式(6)中：m-枸杞多糖LBP1-4各组分质量；m0-枸杞多糖LBP上样量.

计算得各枸杞多糖组分得率分别为0.012%、0.008%、0.007%和 0.015%.

2.2 枸杞多糖糖含量测定

图2为通过苯酚-硫酸法测得葡萄糖含量标准曲线，所得标准曲线对应方程为Y=10.57X+0.041 7，R2=0.999 3，在0～0.20 mg内线性关系良好.

图2 苯酚-硫酸法测糖含量标准曲线

将枸杞多糖测得吸光值代入上述方程计算得各组分糖含量如表1所示.

表1 枸杞多糖各组分糖含量

2.3 枸杞多糖体外抗氧化

2.3.1 羟自由基清除能力的测定

由图3可知，枸杞多糖有显著的清除羟基自由基的能力，且表现出良好的剂量依赖关系.随着质量浓度的升高其清除能力增强，且羟基自由基清除效果增强，当多糖浓度达到3 mg/mL时，LBP1对羟基自由基清除率达65.81±1.31%，LBP2对羟基自由基清除率达77.13±1.14%，LBP3对羟基自由基清除率达76.50±0.92%，LBP4对羟基自由基清除率达74.15±0.89%，VC对羟基自由基清除率达62.58±0.44%.结合表2半数有效抑制浓度(IC50)分析可知，四种多糖羟自由基清除能力与VC比较，其能力由强到弱为LBP4>LBP3>LBP1>LBP2>VC.

表2 羟自由基清除半数有效抑制浓度

*代表有显著性差异(p<0.05)

作业要求 1 →
把文本摘录中从“表1 枸杞多糖各组分糖含量”开始、一直到“4>LBP3>LBP1>LBP2>VC.”为止的内容逐字抄写出来。
作业要求 2 →
根据文本摘录，多糖浓度达到3 mg/mL时，LBP2对羟基自由基的清除率是多少？
下面的条目是另行提供的材料，与上述文本互不相干。

所给材料 →
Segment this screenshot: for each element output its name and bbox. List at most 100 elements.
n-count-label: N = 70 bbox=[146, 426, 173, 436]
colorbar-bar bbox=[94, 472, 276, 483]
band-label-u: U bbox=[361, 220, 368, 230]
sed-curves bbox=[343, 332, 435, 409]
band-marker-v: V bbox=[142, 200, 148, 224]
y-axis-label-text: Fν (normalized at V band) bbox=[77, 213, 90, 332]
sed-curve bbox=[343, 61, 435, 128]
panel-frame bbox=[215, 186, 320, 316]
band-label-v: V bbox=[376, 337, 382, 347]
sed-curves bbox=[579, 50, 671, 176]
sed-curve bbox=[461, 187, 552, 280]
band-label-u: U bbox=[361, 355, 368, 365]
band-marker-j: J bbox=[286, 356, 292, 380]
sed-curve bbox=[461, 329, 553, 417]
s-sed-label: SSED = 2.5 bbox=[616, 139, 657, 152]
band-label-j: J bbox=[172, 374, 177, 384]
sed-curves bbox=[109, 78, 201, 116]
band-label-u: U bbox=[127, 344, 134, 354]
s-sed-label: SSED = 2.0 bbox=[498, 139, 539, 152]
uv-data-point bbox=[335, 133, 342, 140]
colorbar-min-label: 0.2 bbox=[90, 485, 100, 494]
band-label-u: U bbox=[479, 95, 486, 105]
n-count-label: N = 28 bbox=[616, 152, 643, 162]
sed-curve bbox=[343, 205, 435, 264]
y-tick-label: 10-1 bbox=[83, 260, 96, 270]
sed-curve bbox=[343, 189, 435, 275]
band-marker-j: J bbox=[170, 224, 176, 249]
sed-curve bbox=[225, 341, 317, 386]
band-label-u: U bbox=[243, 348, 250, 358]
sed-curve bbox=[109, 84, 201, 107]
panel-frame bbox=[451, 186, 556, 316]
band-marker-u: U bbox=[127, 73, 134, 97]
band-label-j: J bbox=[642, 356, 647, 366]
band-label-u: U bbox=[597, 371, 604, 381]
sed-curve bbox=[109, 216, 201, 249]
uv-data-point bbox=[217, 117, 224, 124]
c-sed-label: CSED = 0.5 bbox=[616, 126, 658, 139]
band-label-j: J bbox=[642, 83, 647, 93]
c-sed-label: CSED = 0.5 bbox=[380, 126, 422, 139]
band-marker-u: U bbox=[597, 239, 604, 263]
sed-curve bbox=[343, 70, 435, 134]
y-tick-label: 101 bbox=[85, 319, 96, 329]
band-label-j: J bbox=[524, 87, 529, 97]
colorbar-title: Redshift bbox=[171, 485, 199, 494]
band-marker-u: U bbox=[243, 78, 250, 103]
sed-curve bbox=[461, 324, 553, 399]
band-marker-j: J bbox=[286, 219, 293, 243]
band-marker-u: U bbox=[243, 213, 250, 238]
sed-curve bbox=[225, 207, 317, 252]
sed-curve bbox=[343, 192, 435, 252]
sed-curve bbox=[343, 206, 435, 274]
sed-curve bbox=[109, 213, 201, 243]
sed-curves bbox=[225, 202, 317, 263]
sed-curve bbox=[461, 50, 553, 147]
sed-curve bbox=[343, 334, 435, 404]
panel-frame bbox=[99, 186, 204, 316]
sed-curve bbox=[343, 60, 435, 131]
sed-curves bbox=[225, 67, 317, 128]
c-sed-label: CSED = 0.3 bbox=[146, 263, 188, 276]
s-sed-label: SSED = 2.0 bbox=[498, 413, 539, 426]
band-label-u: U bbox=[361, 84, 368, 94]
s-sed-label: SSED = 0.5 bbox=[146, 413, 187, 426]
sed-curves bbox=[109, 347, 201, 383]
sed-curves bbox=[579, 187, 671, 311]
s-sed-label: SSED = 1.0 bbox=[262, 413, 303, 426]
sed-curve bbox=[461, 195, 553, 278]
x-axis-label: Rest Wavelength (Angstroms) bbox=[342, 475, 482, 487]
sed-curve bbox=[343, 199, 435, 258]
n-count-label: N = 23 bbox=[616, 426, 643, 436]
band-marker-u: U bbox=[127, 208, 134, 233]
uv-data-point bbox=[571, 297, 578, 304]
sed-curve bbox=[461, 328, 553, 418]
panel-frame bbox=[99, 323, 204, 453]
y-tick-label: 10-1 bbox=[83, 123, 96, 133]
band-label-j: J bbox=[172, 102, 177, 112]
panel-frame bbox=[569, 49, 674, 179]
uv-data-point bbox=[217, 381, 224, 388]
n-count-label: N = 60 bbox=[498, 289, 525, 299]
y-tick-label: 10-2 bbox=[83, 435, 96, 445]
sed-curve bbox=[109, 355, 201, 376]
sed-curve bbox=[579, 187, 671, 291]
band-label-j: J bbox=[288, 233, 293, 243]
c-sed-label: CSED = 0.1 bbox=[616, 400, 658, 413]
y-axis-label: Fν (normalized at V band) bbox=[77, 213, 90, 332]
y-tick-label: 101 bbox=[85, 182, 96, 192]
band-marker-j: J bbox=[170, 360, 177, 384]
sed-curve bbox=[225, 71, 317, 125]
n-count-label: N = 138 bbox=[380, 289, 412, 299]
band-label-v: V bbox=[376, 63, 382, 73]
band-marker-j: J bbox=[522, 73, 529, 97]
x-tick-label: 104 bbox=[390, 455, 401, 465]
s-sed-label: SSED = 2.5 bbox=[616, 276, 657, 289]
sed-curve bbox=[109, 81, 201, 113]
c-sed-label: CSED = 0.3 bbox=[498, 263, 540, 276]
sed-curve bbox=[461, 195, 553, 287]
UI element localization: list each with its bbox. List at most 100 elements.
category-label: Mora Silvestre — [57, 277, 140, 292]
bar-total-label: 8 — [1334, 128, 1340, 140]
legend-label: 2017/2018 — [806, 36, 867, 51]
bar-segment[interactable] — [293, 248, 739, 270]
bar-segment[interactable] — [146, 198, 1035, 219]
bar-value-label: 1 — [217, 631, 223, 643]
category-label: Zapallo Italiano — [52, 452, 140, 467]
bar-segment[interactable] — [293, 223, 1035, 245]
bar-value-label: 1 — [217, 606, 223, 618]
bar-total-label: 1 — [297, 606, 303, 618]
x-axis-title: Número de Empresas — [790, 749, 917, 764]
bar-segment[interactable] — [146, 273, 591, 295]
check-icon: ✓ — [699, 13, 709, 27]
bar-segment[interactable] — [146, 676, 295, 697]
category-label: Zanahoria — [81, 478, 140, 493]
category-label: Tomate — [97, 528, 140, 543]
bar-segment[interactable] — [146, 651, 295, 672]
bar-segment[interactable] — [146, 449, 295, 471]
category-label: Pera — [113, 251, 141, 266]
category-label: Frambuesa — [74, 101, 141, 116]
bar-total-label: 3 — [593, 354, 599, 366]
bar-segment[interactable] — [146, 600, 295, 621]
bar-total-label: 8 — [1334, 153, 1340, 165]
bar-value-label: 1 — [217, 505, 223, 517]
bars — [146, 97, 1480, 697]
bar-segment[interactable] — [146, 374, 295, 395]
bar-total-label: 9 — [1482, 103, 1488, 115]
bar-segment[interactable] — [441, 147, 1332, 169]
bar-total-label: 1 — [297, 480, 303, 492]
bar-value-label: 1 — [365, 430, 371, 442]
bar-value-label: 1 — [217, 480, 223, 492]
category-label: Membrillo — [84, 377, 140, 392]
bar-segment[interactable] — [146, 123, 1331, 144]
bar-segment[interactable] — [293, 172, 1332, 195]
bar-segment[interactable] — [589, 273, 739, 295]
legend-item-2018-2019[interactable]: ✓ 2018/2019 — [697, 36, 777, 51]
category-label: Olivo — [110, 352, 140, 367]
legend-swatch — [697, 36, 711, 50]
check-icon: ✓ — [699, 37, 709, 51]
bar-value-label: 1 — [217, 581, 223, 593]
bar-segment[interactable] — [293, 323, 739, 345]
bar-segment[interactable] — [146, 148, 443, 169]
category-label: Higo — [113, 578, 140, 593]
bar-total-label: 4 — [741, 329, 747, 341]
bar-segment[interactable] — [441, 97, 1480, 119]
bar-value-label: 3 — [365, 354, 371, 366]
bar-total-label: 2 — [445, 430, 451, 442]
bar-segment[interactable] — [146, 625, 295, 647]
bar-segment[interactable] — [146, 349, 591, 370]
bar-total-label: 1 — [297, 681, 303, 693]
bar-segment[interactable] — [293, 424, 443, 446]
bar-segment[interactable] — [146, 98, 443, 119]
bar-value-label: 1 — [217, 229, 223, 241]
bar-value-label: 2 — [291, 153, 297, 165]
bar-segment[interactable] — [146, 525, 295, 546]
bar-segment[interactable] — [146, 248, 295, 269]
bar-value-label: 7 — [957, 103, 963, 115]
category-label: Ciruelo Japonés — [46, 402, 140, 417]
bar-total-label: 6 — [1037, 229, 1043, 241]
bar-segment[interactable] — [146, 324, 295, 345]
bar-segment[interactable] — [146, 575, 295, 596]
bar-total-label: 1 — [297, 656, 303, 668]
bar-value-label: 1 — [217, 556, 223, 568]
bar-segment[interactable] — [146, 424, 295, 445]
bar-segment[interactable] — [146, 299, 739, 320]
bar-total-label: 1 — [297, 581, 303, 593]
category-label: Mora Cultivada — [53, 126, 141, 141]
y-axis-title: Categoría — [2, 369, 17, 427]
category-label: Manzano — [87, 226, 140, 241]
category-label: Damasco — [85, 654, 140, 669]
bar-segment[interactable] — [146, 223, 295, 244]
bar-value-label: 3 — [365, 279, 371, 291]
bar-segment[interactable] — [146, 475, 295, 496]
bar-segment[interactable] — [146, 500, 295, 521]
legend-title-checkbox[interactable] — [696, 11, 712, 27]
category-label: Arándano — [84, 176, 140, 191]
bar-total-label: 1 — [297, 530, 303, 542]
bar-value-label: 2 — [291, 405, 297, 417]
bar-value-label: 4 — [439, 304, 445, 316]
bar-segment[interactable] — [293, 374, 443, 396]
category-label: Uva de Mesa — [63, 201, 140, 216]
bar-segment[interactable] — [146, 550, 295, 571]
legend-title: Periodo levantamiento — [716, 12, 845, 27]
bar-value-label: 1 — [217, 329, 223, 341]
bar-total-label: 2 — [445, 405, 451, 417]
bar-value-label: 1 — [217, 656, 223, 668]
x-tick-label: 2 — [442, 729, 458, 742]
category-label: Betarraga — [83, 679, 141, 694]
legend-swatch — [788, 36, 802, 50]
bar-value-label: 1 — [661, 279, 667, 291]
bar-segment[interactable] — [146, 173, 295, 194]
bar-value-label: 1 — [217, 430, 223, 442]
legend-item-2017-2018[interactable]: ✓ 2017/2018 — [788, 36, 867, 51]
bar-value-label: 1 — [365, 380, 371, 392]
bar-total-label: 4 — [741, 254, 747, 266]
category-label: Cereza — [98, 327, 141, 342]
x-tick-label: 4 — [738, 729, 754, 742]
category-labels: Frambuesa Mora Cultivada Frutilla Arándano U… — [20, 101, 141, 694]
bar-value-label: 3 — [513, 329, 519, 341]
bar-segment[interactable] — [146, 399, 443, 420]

书面作答 1 →
表1 枸杞多糖各组分糖含量

2.3 枸杞多糖体外抗氧化

2.3.1 羟自由基清除能力的测定

由图3可知，枸杞多糖有显著的清除羟基自由基的能力，且表现出良好的剂量依赖关系.随着质量浓度的升高其清除能力增强，且羟基自由基清除效果增强，当多糖浓度达到3 mg/mL时，LBP1对羟基自由基清除率达65.81±1.31%，LBP2对羟基自由基清除率达77.13±1.14%，LBP3对羟基自由基清除率达76.50±0.92%，LBP4对羟基自由基清除率达74.15±0.89%，VC对羟基自由基清除率达62.58±0.44%.结合表2半数有效抑制浓度(IC50)分析可知，四种多糖羟自由基清除能力与VC比较，其能力由强到弱为LBP4>LBP3>LBP1>LBP2>VC.

书面作答 2 →
LBP2对羟基自由基的清除率达到77.13±1.14%。